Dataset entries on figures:
····················
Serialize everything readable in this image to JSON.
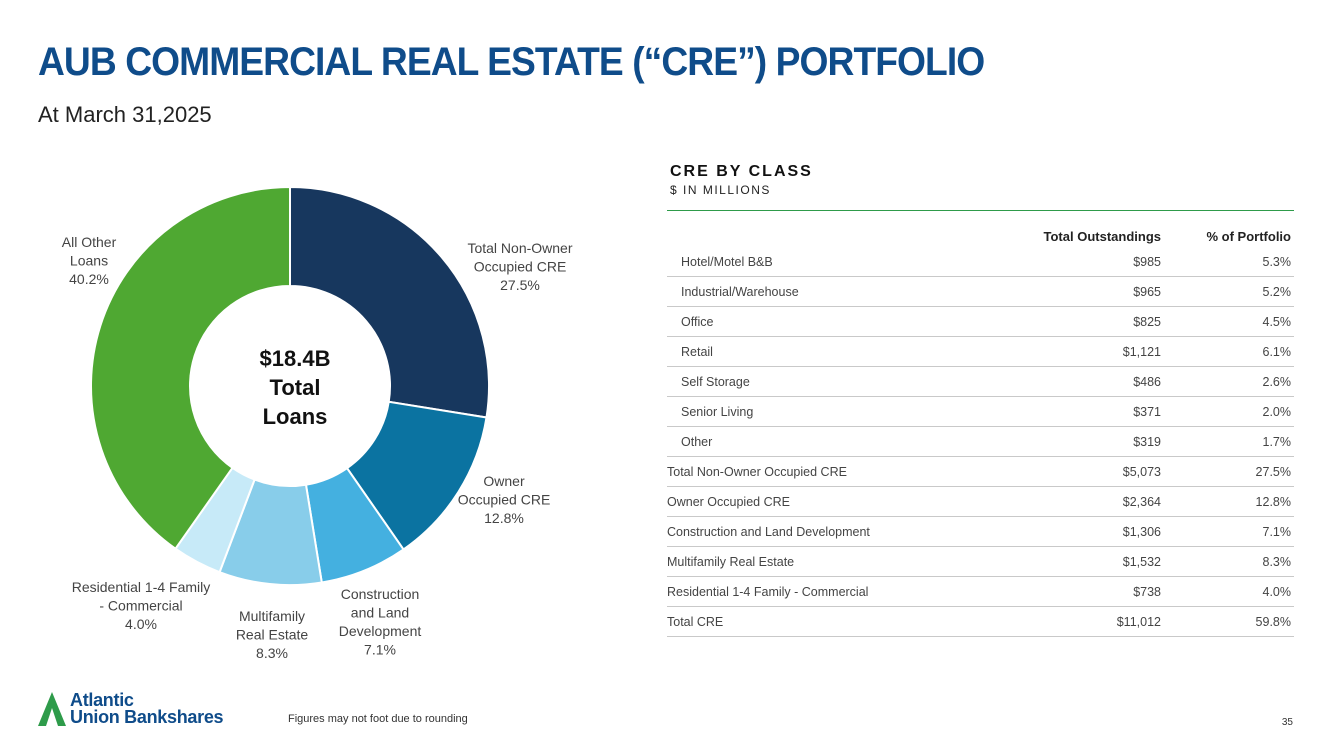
{
  "header": {
    "title": "AUB COMMERCIAL REAL ESTATE (“CRE”) PORTFOLIO",
    "subtitle": "At March 31,2025"
  },
  "chart_data": {
    "type": "pie",
    "center_label": [
      "$18.4B",
      "Total",
      "Loans"
    ],
    "slices": [
      {
        "label": [
          "Total Non-Owner",
          "Occupied CRE"
        ],
        "value": 27.5,
        "value_label": "27.5%",
        "color": "#17375e"
      },
      {
        "label": [
          "Owner",
          "Occupied CRE"
        ],
        "value": 12.8,
        "value_label": "12.8%",
        "color": "#0b73a1"
      },
      {
        "label": [
          "Construction",
          "and Land",
          "Development"
        ],
        "value": 7.1,
        "value_label": "7.1%",
        "color": "#44b0e0"
      },
      {
        "label": [
          "Multifamily",
          "Real Estate"
        ],
        "value": 8.3,
        "value_label": "8.3%",
        "color": "#88cdea"
      },
      {
        "label": [
          "Residential 1-4 Family",
          "- Commercial"
        ],
        "value": 4.0,
        "value_label": "4.0%",
        "color": "#c7eaf8"
      },
      {
        "label": [
          "All Other",
          "Loans"
        ],
        "value": 40.2,
        "value_label": "40.2%",
        "color": "#4fa832"
      }
    ]
  },
  "table": {
    "title": "CRE BY CLASS",
    "subtitle": "$ IN MILLIONS",
    "headers": [
      "",
      "Total Outstandings",
      "% of Portfolio"
    ],
    "rows": [
      {
        "label": "Hotel/Motel B&B",
        "indent": true,
        "amount": "$985",
        "pct": "5.3%"
      },
      {
        "label": "Industrial/Warehouse",
        "indent": true,
        "amount": "$965",
        "pct": "5.2%"
      },
      {
        "label": "Office",
        "indent": true,
        "amount": "$825",
        "pct": "4.5%"
      },
      {
        "label": "Retail",
        "indent": true,
        "amount": "$1,121",
        "pct": "6.1%"
      },
      {
        "label": "Self Storage",
        "indent": true,
        "amount": "$486",
        "pct": "2.6%"
      },
      {
        "label": "Senior Living",
        "indent": true,
        "amount": "$371",
        "pct": "2.0%"
      },
      {
        "label": "Other",
        "indent": true,
        "amount": "$319",
        "pct": "1.7%"
      },
      {
        "label": "Total Non-Owner Occupied CRE",
        "indent": false,
        "amount": "$5,073",
        "pct": "27.5%"
      },
      {
        "label": "Owner Occupied CRE",
        "indent": false,
        "amount": "$2,364",
        "pct": "12.8%"
      },
      {
        "label": "Construction and Land Development",
        "indent": false,
        "amount": "$1,306",
        "pct": "7.1%"
      },
      {
        "label": "Multifamily Real Estate",
        "indent": false,
        "amount": "$1,532",
        "pct": "8.3%"
      },
      {
        "label": "Residential 1-4 Family - Commercial",
        "indent": false,
        "amount": "$738",
        "pct": "4.0%"
      },
      {
        "label": "Total CRE",
        "indent": false,
        "amount": "$11,012",
        "pct": "59.8%"
      }
    ]
  },
  "footer": {
    "logo_line1": "Atlantic",
    "logo_line2": "Union Bankshares",
    "footnote": "Figures may not foot due to rounding",
    "page_number": "35"
  },
  "colors": {
    "title": "#0f4c8a",
    "rule": "#2e9b4a",
    "logo_green": "#2e9b4a",
    "logo_blue": "#0f4c8a"
  }
}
····················
Exercise directions => All lines above with "Owner" in them should be returned.

Exercise output =>
          "Total Non-Owner",
          "Owner",
        "label": "Total Non-Owner Occupied CRE",
        "label": "Owner Occupied CRE",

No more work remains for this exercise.